### WHAT YOU NEED TO DO
Copy all lines in which the word "lahko" can be found.

((

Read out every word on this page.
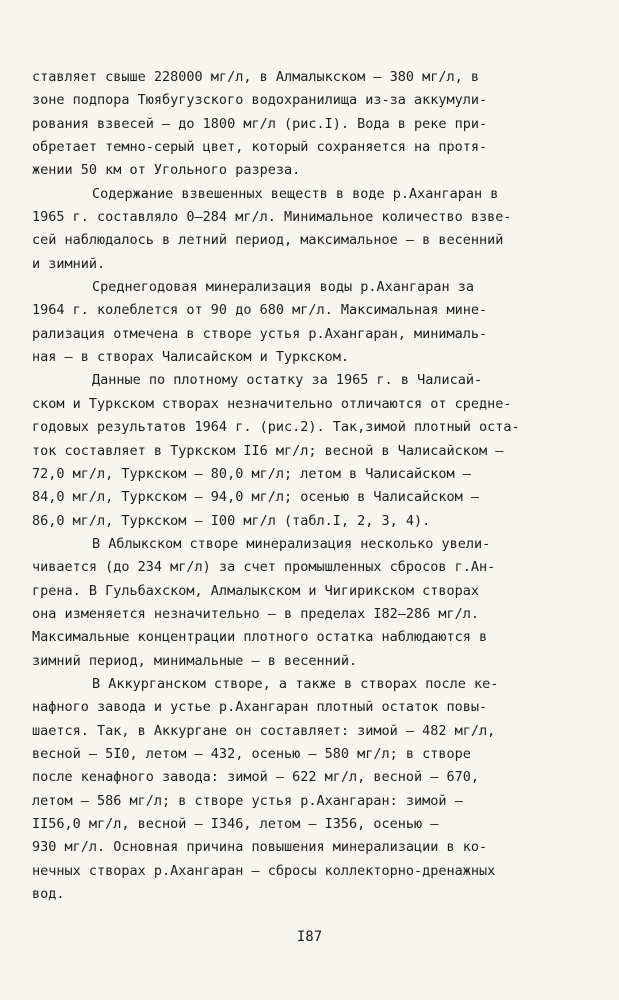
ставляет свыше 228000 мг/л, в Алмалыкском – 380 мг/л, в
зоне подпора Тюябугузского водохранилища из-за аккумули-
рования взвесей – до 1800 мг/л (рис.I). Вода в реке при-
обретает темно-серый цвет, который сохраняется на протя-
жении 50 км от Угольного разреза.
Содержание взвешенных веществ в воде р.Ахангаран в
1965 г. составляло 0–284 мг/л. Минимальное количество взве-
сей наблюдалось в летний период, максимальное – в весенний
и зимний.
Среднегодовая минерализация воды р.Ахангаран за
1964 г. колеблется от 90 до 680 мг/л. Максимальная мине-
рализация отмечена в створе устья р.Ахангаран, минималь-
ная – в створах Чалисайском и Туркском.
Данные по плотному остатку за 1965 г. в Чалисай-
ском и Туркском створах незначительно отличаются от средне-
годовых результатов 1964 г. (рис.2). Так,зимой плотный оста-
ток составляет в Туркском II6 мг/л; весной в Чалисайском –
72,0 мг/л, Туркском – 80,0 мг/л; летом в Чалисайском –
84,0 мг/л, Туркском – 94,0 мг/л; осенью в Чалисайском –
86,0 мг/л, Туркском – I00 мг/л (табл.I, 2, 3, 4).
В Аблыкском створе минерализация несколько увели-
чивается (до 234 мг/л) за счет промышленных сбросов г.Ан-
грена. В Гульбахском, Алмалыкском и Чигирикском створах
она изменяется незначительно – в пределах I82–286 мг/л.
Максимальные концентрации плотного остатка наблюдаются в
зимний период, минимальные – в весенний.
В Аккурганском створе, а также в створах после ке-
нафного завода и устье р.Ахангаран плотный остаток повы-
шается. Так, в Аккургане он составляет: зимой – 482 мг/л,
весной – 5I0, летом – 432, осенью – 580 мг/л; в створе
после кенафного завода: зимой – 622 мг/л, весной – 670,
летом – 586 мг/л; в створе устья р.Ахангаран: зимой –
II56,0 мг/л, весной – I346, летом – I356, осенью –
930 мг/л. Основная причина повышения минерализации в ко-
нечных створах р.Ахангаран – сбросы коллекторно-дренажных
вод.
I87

))
((

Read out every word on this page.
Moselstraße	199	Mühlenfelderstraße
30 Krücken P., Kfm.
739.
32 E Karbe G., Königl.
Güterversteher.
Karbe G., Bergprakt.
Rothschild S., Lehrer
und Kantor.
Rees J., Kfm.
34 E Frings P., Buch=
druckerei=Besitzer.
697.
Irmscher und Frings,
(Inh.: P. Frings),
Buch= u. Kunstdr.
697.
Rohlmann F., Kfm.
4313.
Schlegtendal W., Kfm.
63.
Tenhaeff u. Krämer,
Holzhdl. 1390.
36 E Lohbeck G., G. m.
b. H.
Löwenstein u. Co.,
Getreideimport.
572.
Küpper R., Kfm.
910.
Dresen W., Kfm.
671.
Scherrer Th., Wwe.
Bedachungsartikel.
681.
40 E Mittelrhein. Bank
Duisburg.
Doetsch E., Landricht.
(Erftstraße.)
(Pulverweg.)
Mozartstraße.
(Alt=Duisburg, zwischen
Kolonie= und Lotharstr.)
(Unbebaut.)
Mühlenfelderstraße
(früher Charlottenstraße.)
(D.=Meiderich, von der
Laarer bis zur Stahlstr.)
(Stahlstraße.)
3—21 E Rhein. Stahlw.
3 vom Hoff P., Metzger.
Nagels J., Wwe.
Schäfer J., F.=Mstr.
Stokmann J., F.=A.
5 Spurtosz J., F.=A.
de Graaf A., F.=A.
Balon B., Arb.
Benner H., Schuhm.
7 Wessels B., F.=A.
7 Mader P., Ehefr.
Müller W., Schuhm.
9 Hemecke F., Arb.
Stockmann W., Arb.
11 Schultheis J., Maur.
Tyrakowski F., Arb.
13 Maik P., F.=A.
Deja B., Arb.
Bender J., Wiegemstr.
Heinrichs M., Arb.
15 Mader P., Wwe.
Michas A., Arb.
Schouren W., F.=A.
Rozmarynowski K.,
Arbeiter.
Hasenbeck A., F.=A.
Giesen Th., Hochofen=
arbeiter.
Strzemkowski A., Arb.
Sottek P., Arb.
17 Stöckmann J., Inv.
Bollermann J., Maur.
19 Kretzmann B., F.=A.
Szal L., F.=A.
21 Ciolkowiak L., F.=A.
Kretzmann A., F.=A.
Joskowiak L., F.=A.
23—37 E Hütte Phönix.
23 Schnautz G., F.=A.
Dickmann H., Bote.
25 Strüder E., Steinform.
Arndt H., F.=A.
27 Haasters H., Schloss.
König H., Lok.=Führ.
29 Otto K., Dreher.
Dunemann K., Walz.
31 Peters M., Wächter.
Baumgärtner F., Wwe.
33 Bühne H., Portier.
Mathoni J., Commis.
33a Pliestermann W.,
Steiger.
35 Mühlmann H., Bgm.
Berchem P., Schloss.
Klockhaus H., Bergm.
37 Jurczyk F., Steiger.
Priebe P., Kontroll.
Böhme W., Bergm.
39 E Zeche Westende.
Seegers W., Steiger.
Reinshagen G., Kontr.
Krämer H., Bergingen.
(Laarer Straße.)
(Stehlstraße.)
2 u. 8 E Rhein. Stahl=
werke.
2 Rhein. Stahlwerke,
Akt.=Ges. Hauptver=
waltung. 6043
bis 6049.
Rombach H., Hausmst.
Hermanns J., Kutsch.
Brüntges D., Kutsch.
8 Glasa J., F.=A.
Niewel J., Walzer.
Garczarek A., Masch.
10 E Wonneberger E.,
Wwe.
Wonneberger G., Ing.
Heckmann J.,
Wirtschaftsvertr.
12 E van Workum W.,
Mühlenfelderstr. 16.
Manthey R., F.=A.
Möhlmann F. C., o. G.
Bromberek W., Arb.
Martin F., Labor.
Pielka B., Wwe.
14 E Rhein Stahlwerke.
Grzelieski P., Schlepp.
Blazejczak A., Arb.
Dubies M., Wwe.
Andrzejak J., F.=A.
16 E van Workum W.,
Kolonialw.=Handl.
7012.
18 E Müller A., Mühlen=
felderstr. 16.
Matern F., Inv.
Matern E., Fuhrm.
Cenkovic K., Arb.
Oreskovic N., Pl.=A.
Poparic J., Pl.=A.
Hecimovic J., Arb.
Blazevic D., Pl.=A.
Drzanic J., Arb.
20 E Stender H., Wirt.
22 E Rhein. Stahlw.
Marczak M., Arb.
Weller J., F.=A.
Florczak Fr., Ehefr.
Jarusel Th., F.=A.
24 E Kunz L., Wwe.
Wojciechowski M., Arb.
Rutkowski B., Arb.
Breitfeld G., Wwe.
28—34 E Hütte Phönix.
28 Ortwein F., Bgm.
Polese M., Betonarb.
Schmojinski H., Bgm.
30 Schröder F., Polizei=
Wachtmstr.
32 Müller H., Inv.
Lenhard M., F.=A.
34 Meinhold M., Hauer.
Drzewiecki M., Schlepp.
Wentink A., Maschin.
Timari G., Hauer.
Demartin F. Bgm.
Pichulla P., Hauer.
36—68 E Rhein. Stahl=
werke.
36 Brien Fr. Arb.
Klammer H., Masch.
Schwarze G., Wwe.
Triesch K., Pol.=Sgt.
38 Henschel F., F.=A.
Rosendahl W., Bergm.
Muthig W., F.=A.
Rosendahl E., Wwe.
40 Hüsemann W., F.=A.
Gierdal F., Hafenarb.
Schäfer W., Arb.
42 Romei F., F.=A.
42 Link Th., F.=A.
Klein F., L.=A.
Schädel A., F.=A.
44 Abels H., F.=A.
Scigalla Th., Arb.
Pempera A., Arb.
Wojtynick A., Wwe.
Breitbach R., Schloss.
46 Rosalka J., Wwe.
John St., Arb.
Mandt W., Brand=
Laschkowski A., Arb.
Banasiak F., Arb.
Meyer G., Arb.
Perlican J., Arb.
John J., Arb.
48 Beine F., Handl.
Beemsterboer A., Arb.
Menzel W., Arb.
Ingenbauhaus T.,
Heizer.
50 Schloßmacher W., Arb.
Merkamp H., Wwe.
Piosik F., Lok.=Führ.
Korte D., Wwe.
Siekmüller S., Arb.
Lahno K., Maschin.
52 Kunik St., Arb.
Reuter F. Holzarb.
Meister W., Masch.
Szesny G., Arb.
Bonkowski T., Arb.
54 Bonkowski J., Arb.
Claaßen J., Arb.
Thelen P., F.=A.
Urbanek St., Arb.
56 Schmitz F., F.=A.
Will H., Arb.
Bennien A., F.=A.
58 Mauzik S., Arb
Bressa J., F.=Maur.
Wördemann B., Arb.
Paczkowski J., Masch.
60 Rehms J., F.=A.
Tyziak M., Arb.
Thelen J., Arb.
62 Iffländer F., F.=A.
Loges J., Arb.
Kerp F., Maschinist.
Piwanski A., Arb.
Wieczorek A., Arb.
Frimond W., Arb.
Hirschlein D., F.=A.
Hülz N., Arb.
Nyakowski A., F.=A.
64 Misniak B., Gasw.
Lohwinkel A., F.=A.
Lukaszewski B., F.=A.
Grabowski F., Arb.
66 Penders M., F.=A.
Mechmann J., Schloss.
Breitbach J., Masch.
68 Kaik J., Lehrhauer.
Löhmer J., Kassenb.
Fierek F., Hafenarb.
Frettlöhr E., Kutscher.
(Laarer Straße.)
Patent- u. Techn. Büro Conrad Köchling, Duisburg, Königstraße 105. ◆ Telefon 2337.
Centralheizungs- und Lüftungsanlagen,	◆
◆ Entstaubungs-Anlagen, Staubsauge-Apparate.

))
((

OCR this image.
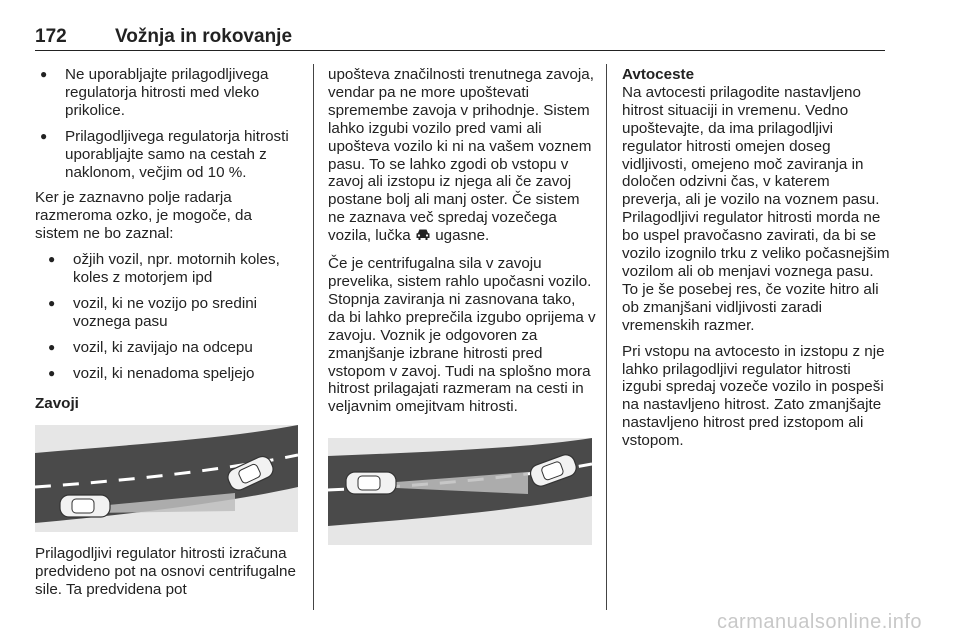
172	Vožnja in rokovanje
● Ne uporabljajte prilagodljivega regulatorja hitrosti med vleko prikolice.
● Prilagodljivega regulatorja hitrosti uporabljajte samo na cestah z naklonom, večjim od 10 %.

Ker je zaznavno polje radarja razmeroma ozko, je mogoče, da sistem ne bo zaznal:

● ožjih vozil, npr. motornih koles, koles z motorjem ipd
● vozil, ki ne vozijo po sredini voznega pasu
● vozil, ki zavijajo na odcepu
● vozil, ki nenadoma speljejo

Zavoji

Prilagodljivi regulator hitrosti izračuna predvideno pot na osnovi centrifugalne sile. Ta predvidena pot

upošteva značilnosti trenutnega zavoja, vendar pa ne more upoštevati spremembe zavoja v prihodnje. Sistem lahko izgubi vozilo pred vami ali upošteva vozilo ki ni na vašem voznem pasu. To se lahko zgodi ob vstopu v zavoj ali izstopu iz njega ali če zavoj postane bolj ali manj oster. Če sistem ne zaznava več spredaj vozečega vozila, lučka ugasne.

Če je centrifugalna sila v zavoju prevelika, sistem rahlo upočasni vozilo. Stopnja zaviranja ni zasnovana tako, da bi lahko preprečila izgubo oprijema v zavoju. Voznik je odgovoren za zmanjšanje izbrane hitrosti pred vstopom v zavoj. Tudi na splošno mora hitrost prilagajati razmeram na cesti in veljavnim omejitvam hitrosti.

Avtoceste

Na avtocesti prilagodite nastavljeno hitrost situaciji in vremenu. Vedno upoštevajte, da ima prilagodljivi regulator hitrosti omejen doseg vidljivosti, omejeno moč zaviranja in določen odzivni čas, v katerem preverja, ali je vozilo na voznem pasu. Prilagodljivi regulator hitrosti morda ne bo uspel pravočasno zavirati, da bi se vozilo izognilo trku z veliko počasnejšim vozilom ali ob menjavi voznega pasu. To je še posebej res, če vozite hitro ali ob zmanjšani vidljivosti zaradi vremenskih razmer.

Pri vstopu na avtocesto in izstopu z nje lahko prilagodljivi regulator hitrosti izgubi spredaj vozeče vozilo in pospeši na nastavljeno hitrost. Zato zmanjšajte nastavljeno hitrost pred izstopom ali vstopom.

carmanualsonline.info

))

### RIGHT ANSWER
upošteva značilnosti trenutnega zavoja, vendar pa ne more upoštevati spremembe zavoja v prihodnje. Sistem lahko izgubi vozilo pred vami ali upošteva vozilo ki ni na vašem voznem pasu. To se lahko zgodi ob vstopu v zavoj ali izstopu iz njega ali če zavoj postane bolj ali manj oster. Če sistem ne zaznava več spredaj vozečega vozila, lučka ugasne.
Če je centrifugalna sila v zavoju prevelika, sistem rahlo upočasni vozilo. Stopnja zaviranja ni zasnovana tako, da bi lahko preprečila izgubo oprijema v zavoju. Voznik je odgovoren za zmanjšanje izbrane hitrosti pred vstopom v zavoj. Tudi na splošno mora hitrost prilagajati razmeram na cesti in veljavnim omejitvam hitrosti.
Pri vstopu na avtocesto in izstopu z nje lahko prilagodljivi regulator hitrosti izgubi spredaj vozeče vozilo in pospeši na nastavljeno hitrost. Zato zmanjšajte nastavljeno hitrost pred izstopom ali vstopom.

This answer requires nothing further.